Description of the task:
Extract every entry word for word. Skip the pictures.

Raw records:
◆ ◆ ◆ ◆ ◆
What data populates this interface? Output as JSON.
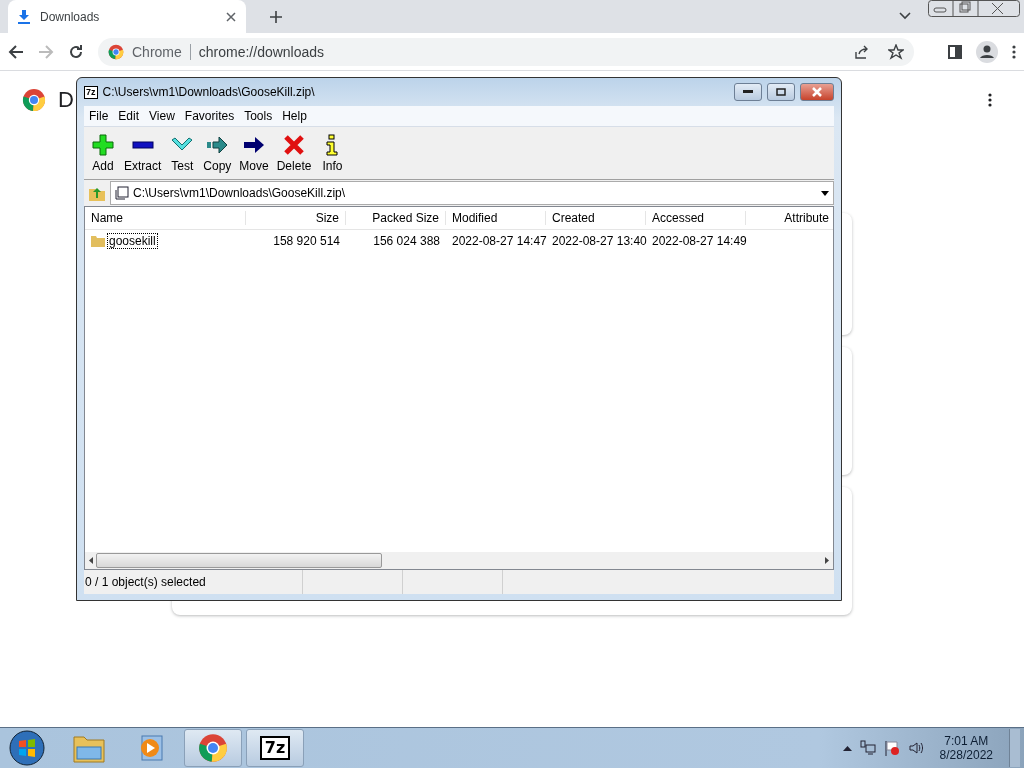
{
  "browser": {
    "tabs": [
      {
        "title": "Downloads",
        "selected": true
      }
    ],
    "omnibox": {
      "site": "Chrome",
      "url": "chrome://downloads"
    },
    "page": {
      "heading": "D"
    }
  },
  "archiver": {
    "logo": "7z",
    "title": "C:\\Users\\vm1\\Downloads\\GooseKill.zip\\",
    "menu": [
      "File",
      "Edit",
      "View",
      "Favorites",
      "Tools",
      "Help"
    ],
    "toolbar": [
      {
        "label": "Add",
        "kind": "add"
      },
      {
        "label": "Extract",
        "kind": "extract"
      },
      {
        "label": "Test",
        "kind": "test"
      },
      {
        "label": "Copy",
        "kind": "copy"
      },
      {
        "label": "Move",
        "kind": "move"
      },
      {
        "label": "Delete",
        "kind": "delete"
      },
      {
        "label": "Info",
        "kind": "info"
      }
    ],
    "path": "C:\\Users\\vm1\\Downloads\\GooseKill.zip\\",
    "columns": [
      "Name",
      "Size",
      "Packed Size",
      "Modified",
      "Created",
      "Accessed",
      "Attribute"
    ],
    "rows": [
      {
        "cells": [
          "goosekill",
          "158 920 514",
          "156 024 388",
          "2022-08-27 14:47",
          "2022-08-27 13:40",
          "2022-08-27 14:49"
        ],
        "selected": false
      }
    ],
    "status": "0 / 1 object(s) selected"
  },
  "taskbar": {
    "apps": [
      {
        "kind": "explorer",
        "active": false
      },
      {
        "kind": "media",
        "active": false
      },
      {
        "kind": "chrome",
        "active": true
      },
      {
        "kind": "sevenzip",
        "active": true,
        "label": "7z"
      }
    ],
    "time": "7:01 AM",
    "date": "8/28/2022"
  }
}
◆ ◆ ◆ ◆ ◆
Written answer:
What data populates this interface? Output as JSON.
{
  "browser": {
    "tabs": [
      {
        "title": "Downloads",
        "selected": true
      }
    ],
    "omnibox": {
      "site": "Chrome",
      "url": "chrome://downloads"
    },
    "page": {
      "heading": "D"
    }
  },
  "archiver": {
    "logo": "7z",
    "title": "C:\\Users\\vm1\\Downloads\\GooseKill.zip\\",
    "menu": [
      "File",
      "Edit",
      "View",
      "Favorites",
      "Tools",
      "Help"
    ],
    "toolbar": [
      {
        "label": "Add",
        "kind": "add"
      },
      {
        "label": "Extract",
        "kind": "extract"
      },
      {
        "label": "Test",
        "kind": "test"
      },
      {
        "label": "Copy",
        "kind": "copy"
      },
      {
        "label": "Move",
        "kind": "move"
      },
      {
        "label": "Delete",
        "kind": "delete"
      },
      {
        "label": "Info",
        "kind": "info"
      }
    ],
    "path": "C:\\Users\\vm1\\Downloads\\GooseKill.zip\\",
    "columns": [
      "Name",
      "Size",
      "Packed Size",
      "Modified",
      "Created",
      "Accessed",
      "Attribute"
    ],
    "rows": [
      {
        "cells": [
          "goosekill",
          "158 920 514",
          "156 024 388",
          "2022-08-27 14:47",
          "2022-08-27 13:40",
          "2022-08-27 14:49"
        ],
        "selected": false
      }
    ],
    "status": "0 / 1 object(s) selected"
  },
  "taskbar": {
    "apps": [
      {
        "kind": "explorer",
        "active": false
      },
      {
        "kind": "media",
        "active": false
      },
      {
        "kind": "chrome",
        "active": true
      },
      {
        "kind": "sevenzip",
        "active": true,
        "label": "7z"
      }
    ],
    "time": "7:01 AM",
    "date": "8/28/2022"
  }
}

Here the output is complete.